◆ **SUPPLIED MATERIAL**:
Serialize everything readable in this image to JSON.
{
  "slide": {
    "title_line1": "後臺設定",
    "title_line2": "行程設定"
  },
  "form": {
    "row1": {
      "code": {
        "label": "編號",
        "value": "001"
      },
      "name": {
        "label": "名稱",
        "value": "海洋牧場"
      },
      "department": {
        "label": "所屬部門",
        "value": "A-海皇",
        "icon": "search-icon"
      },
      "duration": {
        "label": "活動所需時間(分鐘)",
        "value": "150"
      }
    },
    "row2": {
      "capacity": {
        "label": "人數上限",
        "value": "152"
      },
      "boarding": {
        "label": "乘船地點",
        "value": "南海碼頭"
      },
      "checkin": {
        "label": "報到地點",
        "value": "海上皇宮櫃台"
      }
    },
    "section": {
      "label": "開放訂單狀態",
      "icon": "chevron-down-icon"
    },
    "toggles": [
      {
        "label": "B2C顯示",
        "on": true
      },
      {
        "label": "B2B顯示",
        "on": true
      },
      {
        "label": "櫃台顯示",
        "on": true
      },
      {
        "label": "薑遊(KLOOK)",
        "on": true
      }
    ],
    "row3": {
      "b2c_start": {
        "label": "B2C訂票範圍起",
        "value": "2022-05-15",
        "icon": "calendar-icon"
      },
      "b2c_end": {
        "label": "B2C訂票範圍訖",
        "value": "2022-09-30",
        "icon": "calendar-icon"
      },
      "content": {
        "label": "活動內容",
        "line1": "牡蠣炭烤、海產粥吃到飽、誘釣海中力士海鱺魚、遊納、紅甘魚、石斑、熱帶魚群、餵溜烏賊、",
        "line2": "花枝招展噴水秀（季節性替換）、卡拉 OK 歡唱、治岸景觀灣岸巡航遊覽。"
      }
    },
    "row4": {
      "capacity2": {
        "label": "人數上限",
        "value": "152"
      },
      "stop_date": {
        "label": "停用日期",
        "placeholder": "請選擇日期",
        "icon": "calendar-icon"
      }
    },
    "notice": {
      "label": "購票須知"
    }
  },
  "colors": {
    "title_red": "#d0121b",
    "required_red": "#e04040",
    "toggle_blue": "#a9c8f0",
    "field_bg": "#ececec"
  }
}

◆ **EXERCISE DETAILS**: Exactly reproduce all of the entries above.

◆ **WRITTEN ANSWER**:
Serialize everything readable in this image to JSON.
{
  "slide": {
    "title_line1": "後臺設定",
    "title_line2": "行程設定"
  },
  "form": {
    "row1": {
      "code": {
        "label": "編號",
        "value": "001"
      },
      "name": {
        "label": "名稱",
        "value": "海洋牧場"
      },
      "department": {
        "label": "所屬部門",
        "value": "A-海皇",
        "icon": "search-icon"
      },
      "duration": {
        "label": "活動所需時間(分鐘)",
        "value": "150"
      }
    },
    "row2": {
      "capacity": {
        "label": "人數上限",
        "value": "152"
      },
      "boarding": {
        "label": "乘船地點",
        "value": "南海碼頭"
      },
      "checkin": {
        "label": "報到地點",
        "value": "海上皇宮櫃台"
      }
    },
    "section": {
      "label": "開放訂單狀態",
      "icon": "chevron-down-icon"
    },
    "toggles": [
      {
        "label": "B2C顯示",
        "on": true
      },
      {
        "label": "B2B顯示",
        "on": true
      },
      {
        "label": "櫃台顯示",
        "on": true
      },
      {
        "label": "薑遊(KLOOK)",
        "on": true
      }
    ],
    "row3": {
      "b2c_start": {
        "label": "B2C訂票範圍起",
        "value": "2022-05-15",
        "icon": "calendar-icon"
      },
      "b2c_end": {
        "label": "B2C訂票範圍訖",
        "value": "2022-09-30",
        "icon": "calendar-icon"
      },
      "content": {
        "label": "活動內容",
        "line1": "牡蠣炭烤、海產粥吃到飽、誘釣海中力士海鱺魚、遊納、紅甘魚、石斑、熱帶魚群、餵溜烏賊、",
        "line2": "花枝招展噴水秀（季節性替換）、卡拉 OK 歡唱、治岸景觀灣岸巡航遊覽。"
      }
    },
    "row4": {
      "capacity2": {
        "label": "人數上限",
        "value": "152"
      },
      "stop_date": {
        "label": "停用日期",
        "placeholder": "請選擇日期",
        "icon": "calendar-icon"
      }
    },
    "notice": {
      "label": "購票須知"
    }
  },
  "colors": {
    "title_red": "#d0121b",
    "required_red": "#e04040",
    "toggle_blue": "#a9c8f0",
    "field_bg": "#ececec"
  }
}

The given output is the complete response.